Problem statement:
Extract the complete data exactly as given.

Collected data:
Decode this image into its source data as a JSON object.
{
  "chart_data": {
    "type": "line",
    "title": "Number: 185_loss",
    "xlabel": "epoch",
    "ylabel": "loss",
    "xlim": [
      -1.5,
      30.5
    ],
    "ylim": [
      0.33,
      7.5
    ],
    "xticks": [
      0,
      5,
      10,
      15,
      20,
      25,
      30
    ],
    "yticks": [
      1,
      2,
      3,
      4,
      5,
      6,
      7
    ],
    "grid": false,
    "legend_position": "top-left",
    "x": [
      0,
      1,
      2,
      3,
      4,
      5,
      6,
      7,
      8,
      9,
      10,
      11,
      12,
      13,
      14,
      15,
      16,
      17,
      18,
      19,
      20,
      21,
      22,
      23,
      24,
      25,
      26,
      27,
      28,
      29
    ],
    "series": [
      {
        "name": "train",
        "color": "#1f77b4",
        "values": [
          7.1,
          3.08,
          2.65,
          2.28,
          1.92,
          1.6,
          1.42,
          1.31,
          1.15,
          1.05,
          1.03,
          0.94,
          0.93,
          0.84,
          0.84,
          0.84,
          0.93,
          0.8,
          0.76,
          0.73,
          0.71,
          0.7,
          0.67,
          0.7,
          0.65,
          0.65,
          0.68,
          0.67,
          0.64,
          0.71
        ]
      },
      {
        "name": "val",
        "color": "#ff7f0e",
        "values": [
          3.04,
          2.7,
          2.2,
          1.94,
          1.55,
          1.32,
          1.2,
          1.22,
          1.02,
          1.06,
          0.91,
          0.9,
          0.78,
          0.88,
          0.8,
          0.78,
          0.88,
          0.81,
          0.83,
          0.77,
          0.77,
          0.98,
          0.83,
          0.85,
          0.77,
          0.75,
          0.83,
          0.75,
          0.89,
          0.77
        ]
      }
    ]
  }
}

Task result:
Decode this image into its source data as a JSON object.
{
  "chart_data": {
    "type": "line",
    "title": "Number: 185_loss",
    "xlabel": "epoch",
    "ylabel": "loss",
    "xlim": [
      -1.5,
      30.5
    ],
    "ylim": [
      0.33,
      7.5
    ],
    "xticks": [
      0,
      5,
      10,
      15,
      20,
      25,
      30
    ],
    "yticks": [
      1,
      2,
      3,
      4,
      5,
      6,
      7
    ],
    "grid": false,
    "legend_position": "top-left",
    "x": [
      0,
      1,
      2,
      3,
      4,
      5,
      6,
      7,
      8,
      9,
      10,
      11,
      12,
      13,
      14,
      15,
      16,
      17,
      18,
      19,
      20,
      21,
      22,
      23,
      24,
      25,
      26,
      27,
      28,
      29
    ],
    "series": [
      {
        "name": "train",
        "color": "#1f77b4",
        "values": [
          7.1,
          3.08,
          2.65,
          2.28,
          1.92,
          1.6,
          1.42,
          1.31,
          1.15,
          1.05,
          1.03,
          0.94,
          0.93,
          0.84,
          0.84,
          0.84,
          0.93,
          0.8,
          0.76,
          0.73,
          0.71,
          0.7,
          0.67,
          0.7,
          0.65,
          0.65,
          0.68,
          0.67,
          0.64,
          0.71
        ]
      },
      {
        "name": "val",
        "color": "#ff7f0e",
        "values": [
          3.04,
          2.7,
          2.2,
          1.94,
          1.55,
          1.32,
          1.2,
          1.22,
          1.02,
          1.06,
          0.91,
          0.9,
          0.78,
          0.88,
          0.8,
          0.78,
          0.88,
          0.81,
          0.83,
          0.77,
          0.77,
          0.98,
          0.83,
          0.85,
          0.77,
          0.75,
          0.83,
          0.75,
          0.89,
          0.77
        ]
      }
    ]
  }
}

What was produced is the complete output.